-- Recorded data start --

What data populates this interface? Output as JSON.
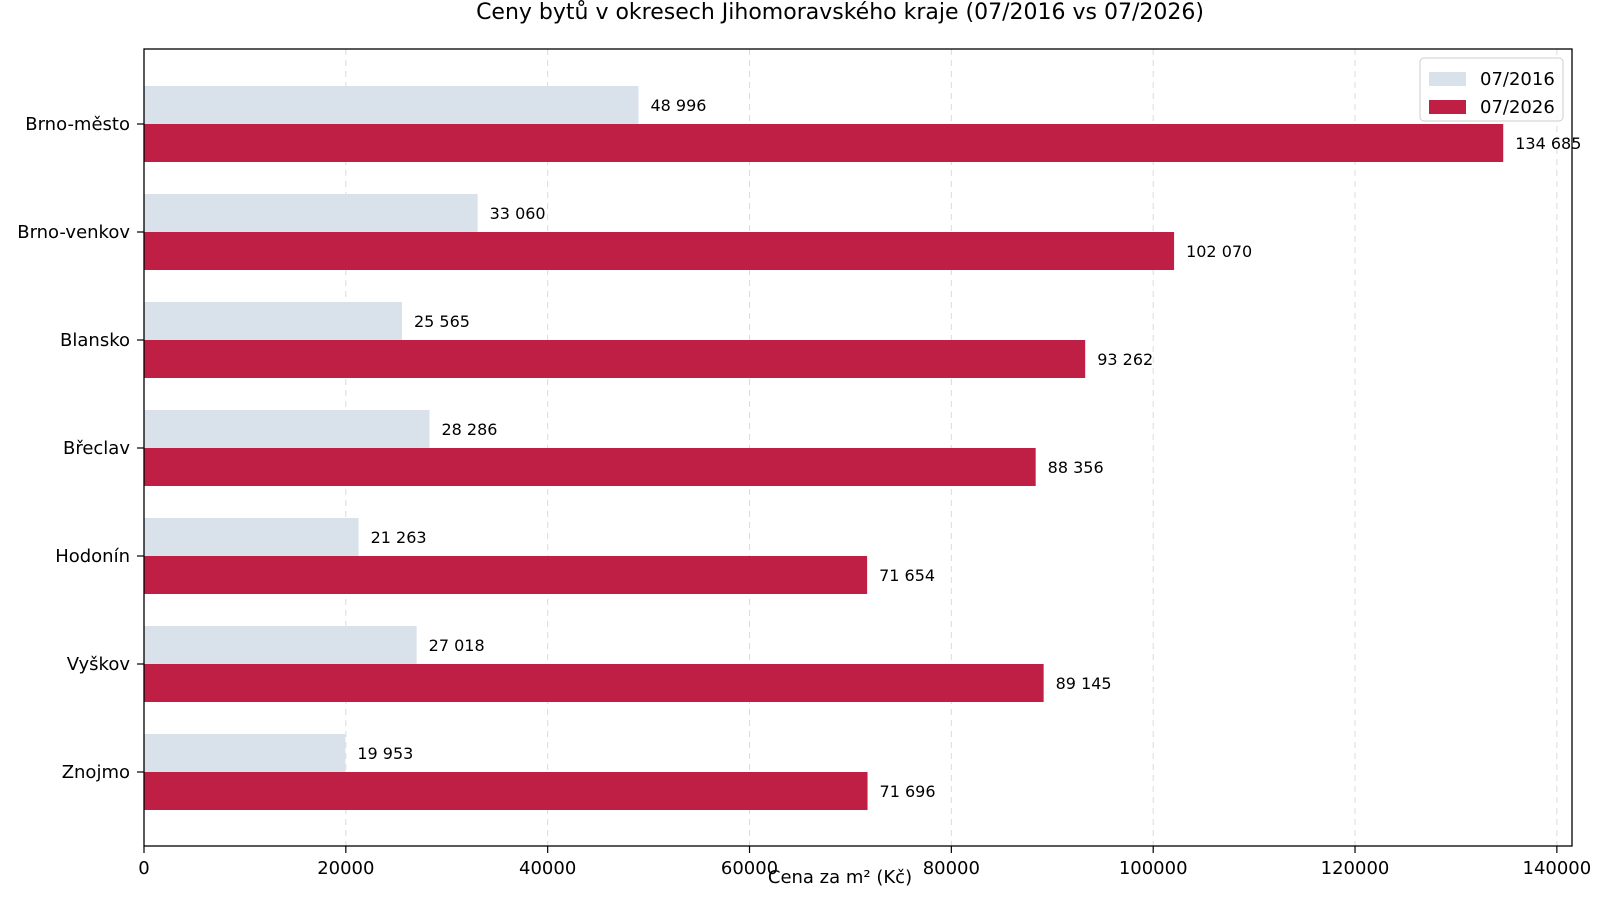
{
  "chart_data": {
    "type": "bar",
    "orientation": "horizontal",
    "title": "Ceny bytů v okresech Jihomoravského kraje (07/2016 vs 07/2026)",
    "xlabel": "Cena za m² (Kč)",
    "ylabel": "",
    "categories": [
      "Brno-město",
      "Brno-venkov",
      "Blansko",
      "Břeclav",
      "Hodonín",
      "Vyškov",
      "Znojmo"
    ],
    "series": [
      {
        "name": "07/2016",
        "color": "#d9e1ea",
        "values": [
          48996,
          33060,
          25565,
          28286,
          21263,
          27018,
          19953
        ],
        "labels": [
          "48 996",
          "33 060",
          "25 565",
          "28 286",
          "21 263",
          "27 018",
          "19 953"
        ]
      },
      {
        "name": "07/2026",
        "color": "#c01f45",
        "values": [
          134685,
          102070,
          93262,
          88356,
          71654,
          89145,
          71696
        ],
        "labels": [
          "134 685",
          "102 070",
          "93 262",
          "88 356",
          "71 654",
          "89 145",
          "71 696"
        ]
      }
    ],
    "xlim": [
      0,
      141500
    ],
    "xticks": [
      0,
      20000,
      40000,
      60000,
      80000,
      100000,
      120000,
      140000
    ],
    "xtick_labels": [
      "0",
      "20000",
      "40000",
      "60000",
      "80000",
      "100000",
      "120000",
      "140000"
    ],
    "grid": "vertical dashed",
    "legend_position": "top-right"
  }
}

-- Recorded data end --

Give all the lines above again, character for character, without pictures.

What data populates this interface? Output as JSON.
{
  "chart_data": {
    "type": "bar",
    "orientation": "horizontal",
    "title": "Ceny bytů v okresech Jihomoravského kraje (07/2016 vs 07/2026)",
    "xlabel": "Cena za m² (Kč)",
    "ylabel": "",
    "categories": [
      "Brno-město",
      "Brno-venkov",
      "Blansko",
      "Břeclav",
      "Hodonín",
      "Vyškov",
      "Znojmo"
    ],
    "series": [
      {
        "name": "07/2016",
        "color": "#d9e1ea",
        "values": [
          48996,
          33060,
          25565,
          28286,
          21263,
          27018,
          19953
        ],
        "labels": [
          "48 996",
          "33 060",
          "25 565",
          "28 286",
          "21 263",
          "27 018",
          "19 953"
        ]
      },
      {
        "name": "07/2026",
        "color": "#c01f45",
        "values": [
          134685,
          102070,
          93262,
          88356,
          71654,
          89145,
          71696
        ],
        "labels": [
          "134 685",
          "102 070",
          "93 262",
          "88 356",
          "71 654",
          "89 145",
          "71 696"
        ]
      }
    ],
    "xlim": [
      0,
      141500
    ],
    "xticks": [
      0,
      20000,
      40000,
      60000,
      80000,
      100000,
      120000,
      140000
    ],
    "xtick_labels": [
      "0",
      "20000",
      "40000",
      "60000",
      "80000",
      "100000",
      "120000",
      "140000"
    ],
    "grid": "vertical dashed",
    "legend_position": "top-right"
  }
}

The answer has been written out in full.